Gather each line of the entries below that includes "this".
****************
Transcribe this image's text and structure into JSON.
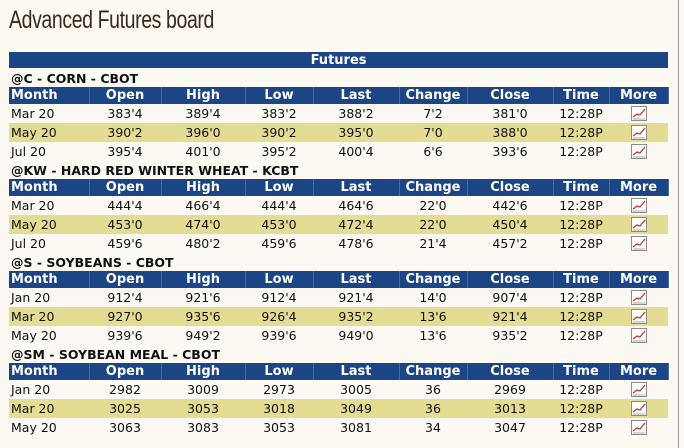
{
  "header": {
    "title": "Advanced Futures board"
  },
  "table": {
    "caption": "Futures",
    "columns": [
      "Month",
      "Open",
      "High",
      "Low",
      "Last",
      "Change",
      "Close",
      "Time",
      "More"
    ],
    "sections": [
      {
        "title": "@C - CORN - CBOT",
        "rows": [
          [
            "Mar 20",
            "383'4",
            "389'4",
            "383'2",
            "388'2",
            "7'2",
            "381'0",
            "12:28P"
          ],
          [
            "May 20",
            "390'2",
            "396'0",
            "390'2",
            "395'0",
            "7'0",
            "388'0",
            "12:28P"
          ],
          [
            "Jul 20",
            "395'4",
            "401'0",
            "395'2",
            "400'4",
            "6'6",
            "393'6",
            "12:28P"
          ]
        ]
      },
      {
        "title": "@KW - HARD RED WINTER WHEAT - KCBT",
        "rows": [
          [
            "Mar 20",
            "444'4",
            "466'4",
            "444'4",
            "464'6",
            "22'0",
            "442'6",
            "12:28P"
          ],
          [
            "May 20",
            "453'0",
            "474'0",
            "453'0",
            "472'4",
            "22'0",
            "450'4",
            "12:28P"
          ],
          [
            "Jul 20",
            "459'6",
            "480'2",
            "459'6",
            "478'6",
            "21'4",
            "457'2",
            "12:28P"
          ]
        ]
      },
      {
        "title": "@S - SOYBEANS - CBOT",
        "rows": [
          [
            "Jan 20",
            "912'4",
            "921'6",
            "912'4",
            "921'4",
            "14'0",
            "907'4",
            "12:28P"
          ],
          [
            "Mar 20",
            "927'0",
            "935'6",
            "926'4",
            "935'2",
            "13'6",
            "921'4",
            "12:28P"
          ],
          [
            "May 20",
            "939'6",
            "949'2",
            "939'6",
            "949'0",
            "13'6",
            "935'2",
            "12:28P"
          ]
        ]
      },
      {
        "title": "@SM - SOYBEAN MEAL - CBOT",
        "rows": [
          [
            "Jan 20",
            "2982",
            "3009",
            "2973",
            "3005",
            "36",
            "2969",
            "12:28P"
          ],
          [
            "Mar 20",
            "3025",
            "3053",
            "3018",
            "3049",
            "36",
            "3013",
            "12:28P"
          ],
          [
            "May 20",
            "3063",
            "3083",
            "3053",
            "3081",
            "34",
            "3047",
            "12:28P"
          ]
        ]
      }
    ]
  }
}
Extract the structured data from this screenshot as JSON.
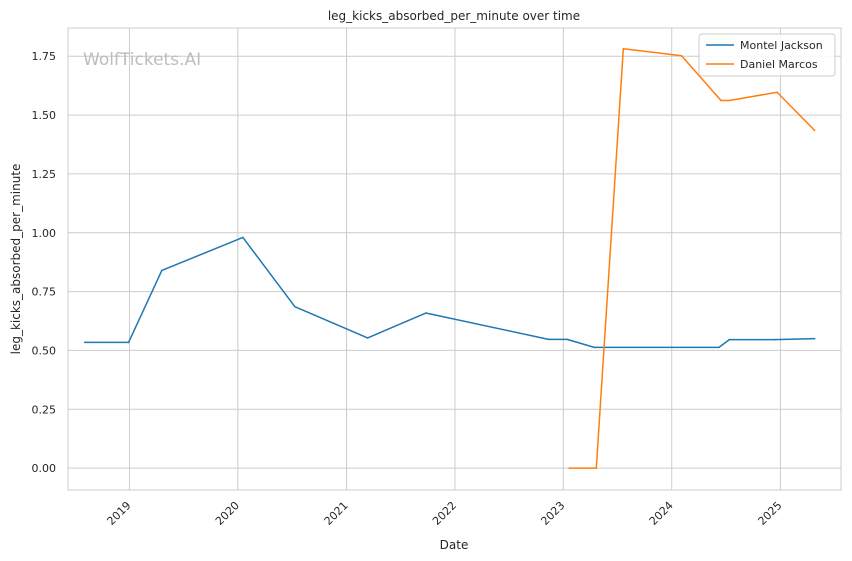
{
  "chart_data": {
    "type": "line",
    "title": "leg_kicks_absorbed_per_minute over time",
    "xlabel": "Date",
    "ylabel": "leg_kicks_absorbed_per_minute",
    "watermark": "WolfTickets.AI",
    "x_ticks": [
      "2019",
      "2020",
      "2021",
      "2022",
      "2023",
      "2024",
      "2025"
    ],
    "y_ticks": [
      "0.00",
      "0.25",
      "0.50",
      "0.75",
      "1.00",
      "1.25",
      "1.50",
      "1.75"
    ],
    "xlim": [
      "2018-06-08",
      "2025-07-24"
    ],
    "ylim": [
      -0.093,
      1.87
    ],
    "grid": true,
    "legend_position": "top-right",
    "series": [
      {
        "name": "Montel Jackson",
        "color": "#1f77b4",
        "points": [
          {
            "x": "2018-08-04",
            "y": 0.534
          },
          {
            "x": "2018-12-29",
            "y": 0.534
          },
          {
            "x": "2019-04-20",
            "y": 0.84
          },
          {
            "x": "2020-01-18",
            "y": 0.98
          },
          {
            "x": "2020-07-11",
            "y": 0.686
          },
          {
            "x": "2021-03-13",
            "y": 0.553
          },
          {
            "x": "2021-09-25",
            "y": 0.659
          },
          {
            "x": "2022-11-12",
            "y": 0.547
          },
          {
            "x": "2023-01-14",
            "y": 0.547
          },
          {
            "x": "2023-04-15",
            "y": 0.513
          },
          {
            "x": "2024-06-08",
            "y": 0.513
          },
          {
            "x": "2024-07-13",
            "y": 0.546
          },
          {
            "x": "2024-12-14",
            "y": 0.546
          },
          {
            "x": "2025-04-26",
            "y": 0.55
          }
        ]
      },
      {
        "name": "Daniel Marcos",
        "color": "#ff7f0e",
        "points": [
          {
            "x": "2023-01-21",
            "y": 0.0
          },
          {
            "x": "2023-04-22",
            "y": 0.0
          },
          {
            "x": "2023-07-22",
            "y": 1.782
          },
          {
            "x": "2024-02-03",
            "y": 1.752
          },
          {
            "x": "2024-06-15",
            "y": 1.562
          },
          {
            "x": "2024-07-13",
            "y": 1.562
          },
          {
            "x": "2024-12-21",
            "y": 1.597
          },
          {
            "x": "2025-04-26",
            "y": 1.435
          }
        ]
      }
    ]
  }
}
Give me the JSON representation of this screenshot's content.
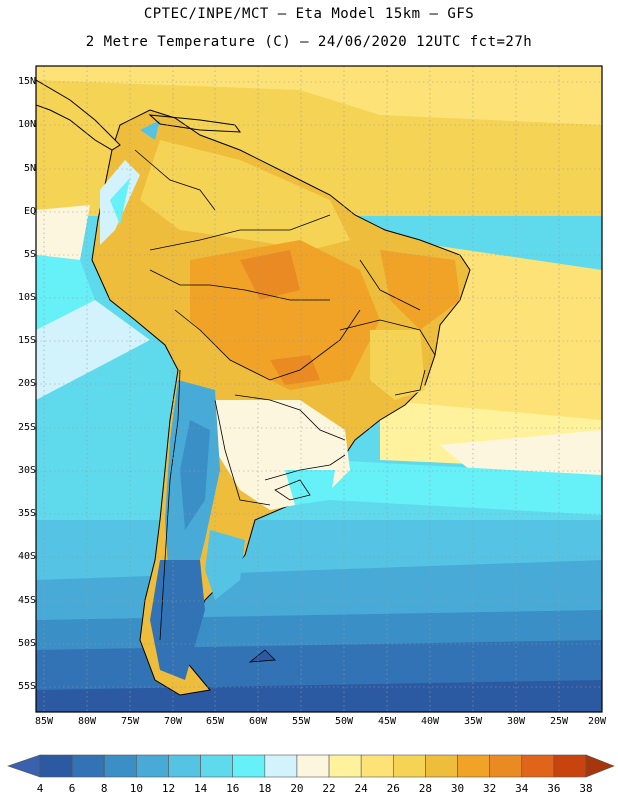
{
  "header": {
    "title_line1": "CPTEC/INPE/MCT –  Eta Model 15km – GFS",
    "title_line2": "2 Metre Temperature (C) – 24/06/2020 12UTC fct=27h"
  },
  "map": {
    "region": "South America",
    "lat_labels": [
      "15N",
      "10N",
      "5N",
      "EQ",
      "5S",
      "10S",
      "15S",
      "20S",
      "25S",
      "30S",
      "35S",
      "40S",
      "45S",
      "50S",
      "55S"
    ],
    "lon_labels": [
      "85W",
      "80W",
      "75W",
      "70W",
      "65W",
      "60W",
      "55W",
      "50W",
      "45W",
      "40W",
      "35W",
      "30W",
      "25W",
      "20W"
    ]
  },
  "colorbar": {
    "labels": [
      "4",
      "6",
      "8",
      "10",
      "12",
      "14",
      "16",
      "18",
      "20",
      "22",
      "24",
      "26",
      "28",
      "30",
      "32",
      "34",
      "36",
      "38"
    ],
    "colors": [
      "#2b5aa3",
      "#3173b5",
      "#3a8fc6",
      "#48abd7",
      "#55c3e3",
      "#5fd9ec",
      "#66f0f7",
      "#d2f3fb",
      "#fdf6df",
      "#fef39c",
      "#fde377",
      "#f5d455",
      "#efbd3c",
      "#f0a326",
      "#ea8a22",
      "#e0651a",
      "#c7440e"
    ],
    "low_color": "#3a61ad",
    "high_color": "#a8360c"
  }
}
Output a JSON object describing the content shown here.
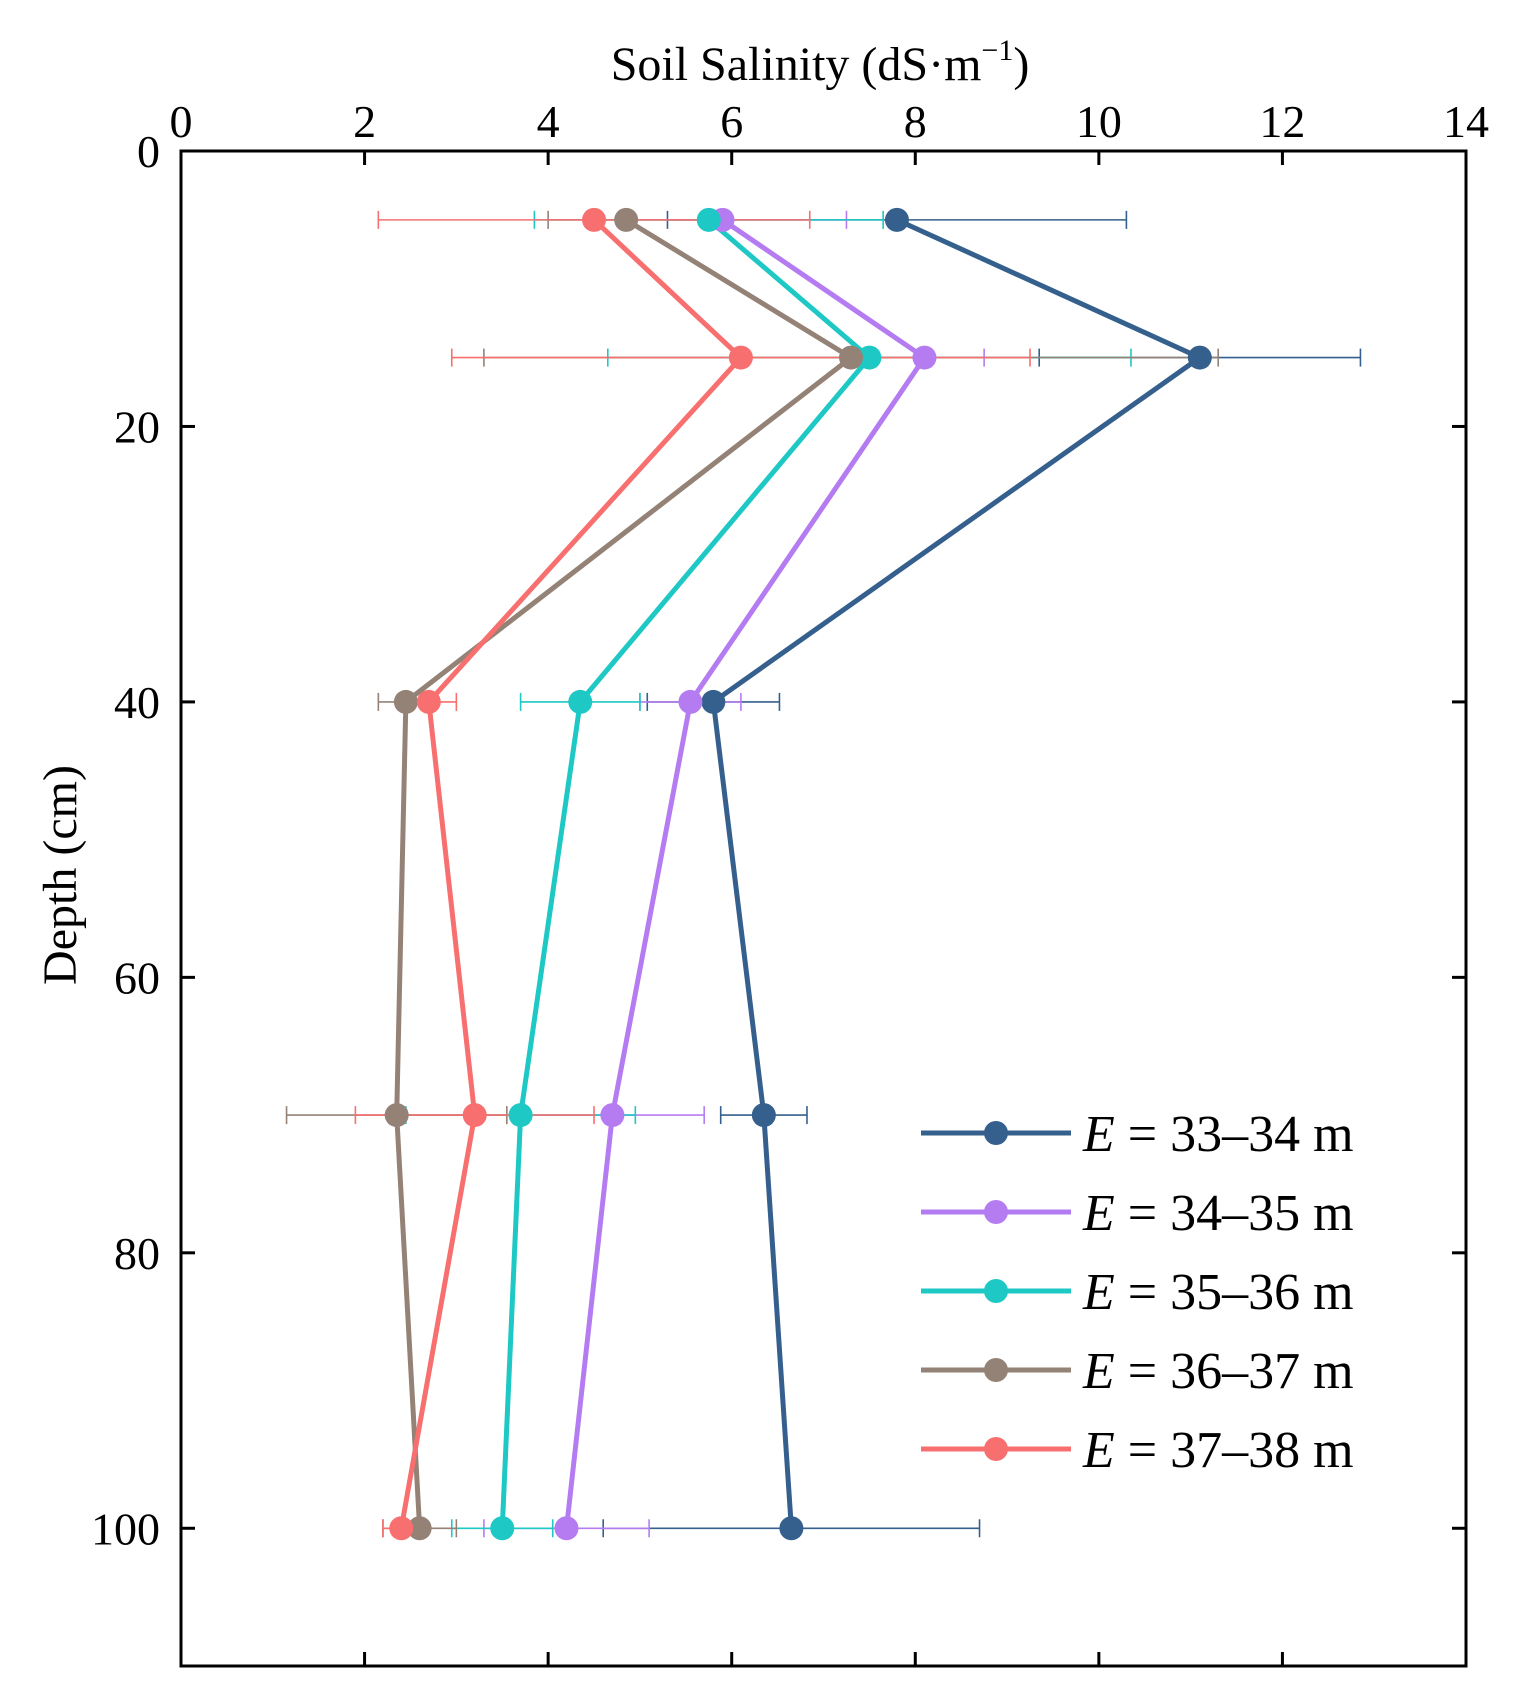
{
  "chart_data": {
    "type": "line",
    "orientation": "depth-profile",
    "title": "",
    "xlabel": "Soil Salinity (dS·m",
    "xlabel_sup": "−1",
    "xlabel_tail": ")",
    "ylabel": "Depth (cm)",
    "xlim": [
      0,
      14
    ],
    "ylim": [
      0,
      110
    ],
    "y_inverted": true,
    "x_axis_position": "top",
    "x_ticks": [
      0,
      2,
      4,
      6,
      8,
      10,
      12,
      14
    ],
    "y_ticks": [
      0,
      20,
      40,
      60,
      80,
      100
    ],
    "x_tick_labels": [
      "0",
      "2",
      "4",
      "6",
      "8",
      "10",
      "12",
      "14"
    ],
    "y_tick_labels": [
      "0",
      "20",
      "40",
      "60",
      "80",
      "100"
    ],
    "depths": [
      5,
      15,
      40,
      70,
      100
    ],
    "legend_position": "bottom-right",
    "series": [
      {
        "name": "E = 33–34 m",
        "legend_var": "E",
        "legend_rest": " = 33–34 m",
        "color": "#355f8d",
        "values": [
          7.8,
          11.1,
          5.8,
          6.35,
          6.65
        ],
        "errors": [
          2.5,
          1.75,
          0.72,
          0.47,
          2.05
        ]
      },
      {
        "name": "E = 34–35 m",
        "legend_var": "E",
        "legend_rest": " = 34–35 m",
        "color": "#b57cf2",
        "values": [
          5.9,
          8.1,
          5.55,
          4.7,
          4.2
        ],
        "errors": [
          1.35,
          0.65,
          0.55,
          1.0,
          0.9
        ]
      },
      {
        "name": "E = 35–36 m",
        "legend_var": "E",
        "legend_rest": " = 35–36 m",
        "color": "#1ec8c4",
        "values": [
          5.75,
          7.5,
          4.35,
          3.7,
          3.5
        ],
        "errors": [
          1.9,
          2.85,
          0.65,
          1.25,
          0.55
        ]
      },
      {
        "name": "E = 36–37 m",
        "legend_var": "E",
        "legend_rest": " = 36–37 m",
        "color": "#948276",
        "values": [
          4.85,
          7.3,
          2.45,
          2.35,
          2.6
        ],
        "errors": [
          0.85,
          4.0,
          0.3,
          1.2,
          0.4
        ]
      },
      {
        "name": "E = 37–38 m",
        "legend_var": "E",
        "legend_rest": " = 37–38 m",
        "color": "#f76f6f",
        "values": [
          4.5,
          6.1,
          2.7,
          3.2,
          2.4
        ],
        "errors": [
          2.35,
          3.15,
          0.3,
          1.3,
          0.2
        ]
      }
    ]
  }
}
****************
▸ WRITTEN ANSWER
Transcribe this image's text and structure into JSON.
Extract the structured data from this screenshot as JSON.
Give me the JSON representation of this screenshot's content.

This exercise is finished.